Stated goal:
Look for "JSON" in each line of the entries, and return the matching lines.

## BEGIN Data provided

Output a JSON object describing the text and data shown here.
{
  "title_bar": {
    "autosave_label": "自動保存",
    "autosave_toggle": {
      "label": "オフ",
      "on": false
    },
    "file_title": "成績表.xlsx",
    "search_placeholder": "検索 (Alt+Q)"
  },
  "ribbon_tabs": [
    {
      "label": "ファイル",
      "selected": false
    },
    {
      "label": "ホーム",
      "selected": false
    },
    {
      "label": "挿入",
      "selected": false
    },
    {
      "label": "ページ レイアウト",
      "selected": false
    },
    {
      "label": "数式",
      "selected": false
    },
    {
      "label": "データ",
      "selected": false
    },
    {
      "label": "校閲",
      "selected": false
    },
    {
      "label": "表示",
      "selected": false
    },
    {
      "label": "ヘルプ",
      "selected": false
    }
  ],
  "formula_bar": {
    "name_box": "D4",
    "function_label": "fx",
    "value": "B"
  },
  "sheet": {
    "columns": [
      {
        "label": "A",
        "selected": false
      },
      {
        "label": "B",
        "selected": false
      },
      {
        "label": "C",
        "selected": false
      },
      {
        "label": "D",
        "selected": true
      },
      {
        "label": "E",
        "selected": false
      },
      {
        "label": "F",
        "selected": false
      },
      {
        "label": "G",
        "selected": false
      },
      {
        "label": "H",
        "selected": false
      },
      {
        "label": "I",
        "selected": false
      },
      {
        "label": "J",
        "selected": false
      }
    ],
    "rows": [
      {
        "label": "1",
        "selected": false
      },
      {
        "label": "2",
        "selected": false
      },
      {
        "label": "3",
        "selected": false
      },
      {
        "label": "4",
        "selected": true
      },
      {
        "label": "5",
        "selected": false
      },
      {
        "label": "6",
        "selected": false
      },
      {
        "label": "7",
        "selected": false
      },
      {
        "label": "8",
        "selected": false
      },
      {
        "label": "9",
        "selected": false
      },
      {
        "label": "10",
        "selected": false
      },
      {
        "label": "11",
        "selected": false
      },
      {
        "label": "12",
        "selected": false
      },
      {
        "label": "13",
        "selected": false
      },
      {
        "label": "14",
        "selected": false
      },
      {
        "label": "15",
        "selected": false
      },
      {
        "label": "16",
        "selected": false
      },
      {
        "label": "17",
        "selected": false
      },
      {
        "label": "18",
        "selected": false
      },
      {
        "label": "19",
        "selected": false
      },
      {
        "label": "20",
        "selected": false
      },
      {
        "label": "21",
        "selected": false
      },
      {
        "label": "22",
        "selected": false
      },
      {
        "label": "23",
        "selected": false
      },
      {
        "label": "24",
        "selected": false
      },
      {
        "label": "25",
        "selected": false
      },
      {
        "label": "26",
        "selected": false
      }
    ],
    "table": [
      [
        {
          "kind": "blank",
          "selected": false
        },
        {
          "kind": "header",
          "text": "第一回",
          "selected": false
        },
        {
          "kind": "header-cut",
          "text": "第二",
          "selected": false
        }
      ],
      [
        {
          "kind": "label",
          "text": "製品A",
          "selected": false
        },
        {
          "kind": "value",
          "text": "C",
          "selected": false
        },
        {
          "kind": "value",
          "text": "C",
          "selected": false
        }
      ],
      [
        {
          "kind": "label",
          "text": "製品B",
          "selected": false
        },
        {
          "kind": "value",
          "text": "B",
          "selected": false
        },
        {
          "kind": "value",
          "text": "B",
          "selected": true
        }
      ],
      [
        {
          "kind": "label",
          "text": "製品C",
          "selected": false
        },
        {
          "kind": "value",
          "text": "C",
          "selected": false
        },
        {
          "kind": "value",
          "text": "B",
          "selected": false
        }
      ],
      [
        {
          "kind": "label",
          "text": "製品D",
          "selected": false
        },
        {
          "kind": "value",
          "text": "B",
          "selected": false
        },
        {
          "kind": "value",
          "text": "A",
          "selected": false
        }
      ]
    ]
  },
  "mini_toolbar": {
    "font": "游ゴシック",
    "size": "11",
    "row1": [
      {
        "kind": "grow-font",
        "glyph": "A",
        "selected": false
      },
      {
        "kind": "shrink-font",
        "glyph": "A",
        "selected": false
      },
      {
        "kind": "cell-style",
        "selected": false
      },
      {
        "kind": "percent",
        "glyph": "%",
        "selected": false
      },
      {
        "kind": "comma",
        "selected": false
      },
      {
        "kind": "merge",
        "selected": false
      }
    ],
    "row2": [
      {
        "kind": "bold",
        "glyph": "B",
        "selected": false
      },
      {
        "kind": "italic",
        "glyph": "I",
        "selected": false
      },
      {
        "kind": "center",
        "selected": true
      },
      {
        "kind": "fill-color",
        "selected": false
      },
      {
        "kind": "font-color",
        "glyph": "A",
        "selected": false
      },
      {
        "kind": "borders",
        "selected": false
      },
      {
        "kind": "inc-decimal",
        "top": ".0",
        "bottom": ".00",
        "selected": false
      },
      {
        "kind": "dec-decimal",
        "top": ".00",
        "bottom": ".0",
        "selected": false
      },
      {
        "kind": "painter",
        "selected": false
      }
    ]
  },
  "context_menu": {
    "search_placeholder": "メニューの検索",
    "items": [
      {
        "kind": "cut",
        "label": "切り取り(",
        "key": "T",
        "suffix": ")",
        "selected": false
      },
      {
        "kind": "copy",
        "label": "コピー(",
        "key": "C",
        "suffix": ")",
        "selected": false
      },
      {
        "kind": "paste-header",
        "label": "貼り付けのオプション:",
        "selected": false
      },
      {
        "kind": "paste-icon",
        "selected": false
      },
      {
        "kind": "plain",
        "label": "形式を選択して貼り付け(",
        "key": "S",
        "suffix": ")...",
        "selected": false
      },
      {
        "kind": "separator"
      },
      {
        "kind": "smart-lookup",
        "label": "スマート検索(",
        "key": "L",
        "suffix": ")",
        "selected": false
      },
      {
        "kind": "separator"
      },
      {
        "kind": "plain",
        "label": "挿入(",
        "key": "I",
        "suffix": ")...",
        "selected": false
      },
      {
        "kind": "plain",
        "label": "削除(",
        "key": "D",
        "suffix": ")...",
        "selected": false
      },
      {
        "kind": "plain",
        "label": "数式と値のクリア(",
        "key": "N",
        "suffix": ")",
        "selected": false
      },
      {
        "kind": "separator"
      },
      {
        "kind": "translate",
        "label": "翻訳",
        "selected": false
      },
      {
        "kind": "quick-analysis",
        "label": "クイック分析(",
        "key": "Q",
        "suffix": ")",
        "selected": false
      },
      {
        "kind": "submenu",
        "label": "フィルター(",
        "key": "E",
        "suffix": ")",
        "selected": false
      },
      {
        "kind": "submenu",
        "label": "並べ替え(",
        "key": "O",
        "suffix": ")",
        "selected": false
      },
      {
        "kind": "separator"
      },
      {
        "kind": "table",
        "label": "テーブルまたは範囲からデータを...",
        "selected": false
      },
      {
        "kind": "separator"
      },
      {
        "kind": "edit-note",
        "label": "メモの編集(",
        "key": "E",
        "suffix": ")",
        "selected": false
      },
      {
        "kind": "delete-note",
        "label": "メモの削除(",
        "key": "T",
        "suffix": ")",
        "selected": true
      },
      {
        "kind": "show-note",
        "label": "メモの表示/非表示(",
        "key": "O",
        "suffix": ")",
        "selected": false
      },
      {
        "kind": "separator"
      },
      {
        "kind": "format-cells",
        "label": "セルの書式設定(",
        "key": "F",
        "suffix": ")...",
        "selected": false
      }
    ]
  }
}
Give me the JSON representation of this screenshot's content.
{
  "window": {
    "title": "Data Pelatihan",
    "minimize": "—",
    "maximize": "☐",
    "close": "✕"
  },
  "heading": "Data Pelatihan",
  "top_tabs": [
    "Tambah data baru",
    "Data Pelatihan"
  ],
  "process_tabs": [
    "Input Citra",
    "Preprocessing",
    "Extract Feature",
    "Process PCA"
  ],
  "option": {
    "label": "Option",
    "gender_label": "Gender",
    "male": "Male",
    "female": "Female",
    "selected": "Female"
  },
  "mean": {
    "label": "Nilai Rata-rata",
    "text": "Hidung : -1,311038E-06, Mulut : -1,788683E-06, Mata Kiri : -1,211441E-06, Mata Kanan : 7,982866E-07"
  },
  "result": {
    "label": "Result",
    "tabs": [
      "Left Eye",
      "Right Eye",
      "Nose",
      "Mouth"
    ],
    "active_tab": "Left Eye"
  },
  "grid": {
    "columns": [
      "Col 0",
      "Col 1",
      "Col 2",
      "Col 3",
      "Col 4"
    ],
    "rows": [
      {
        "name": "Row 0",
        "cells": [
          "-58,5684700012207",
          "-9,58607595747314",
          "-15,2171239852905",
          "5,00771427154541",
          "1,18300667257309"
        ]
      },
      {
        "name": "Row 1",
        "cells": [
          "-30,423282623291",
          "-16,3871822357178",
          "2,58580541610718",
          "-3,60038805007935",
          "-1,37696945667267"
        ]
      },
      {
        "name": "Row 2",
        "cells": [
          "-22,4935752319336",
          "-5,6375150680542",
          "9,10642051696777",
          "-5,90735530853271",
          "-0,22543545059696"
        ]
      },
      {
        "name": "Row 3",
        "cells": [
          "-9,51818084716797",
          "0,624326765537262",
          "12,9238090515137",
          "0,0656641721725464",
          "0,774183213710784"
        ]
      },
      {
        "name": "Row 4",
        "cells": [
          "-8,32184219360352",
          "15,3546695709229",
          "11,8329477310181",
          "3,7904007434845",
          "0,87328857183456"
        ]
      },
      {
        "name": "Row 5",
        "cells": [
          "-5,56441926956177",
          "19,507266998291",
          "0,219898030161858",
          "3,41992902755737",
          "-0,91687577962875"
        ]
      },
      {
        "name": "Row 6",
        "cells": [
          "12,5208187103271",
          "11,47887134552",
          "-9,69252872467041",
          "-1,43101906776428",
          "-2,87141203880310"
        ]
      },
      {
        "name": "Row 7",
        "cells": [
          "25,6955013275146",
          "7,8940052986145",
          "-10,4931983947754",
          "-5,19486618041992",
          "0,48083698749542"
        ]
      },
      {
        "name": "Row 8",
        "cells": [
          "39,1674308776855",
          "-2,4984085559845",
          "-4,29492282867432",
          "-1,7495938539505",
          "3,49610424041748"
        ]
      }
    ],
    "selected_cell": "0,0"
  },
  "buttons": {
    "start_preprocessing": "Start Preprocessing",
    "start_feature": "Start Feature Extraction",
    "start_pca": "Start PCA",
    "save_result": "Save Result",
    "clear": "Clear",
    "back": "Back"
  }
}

## END Data provided

Result for this task:
Output a JSON object describing the text and data shown here.
Give me the JSON representation of this screenshot's content.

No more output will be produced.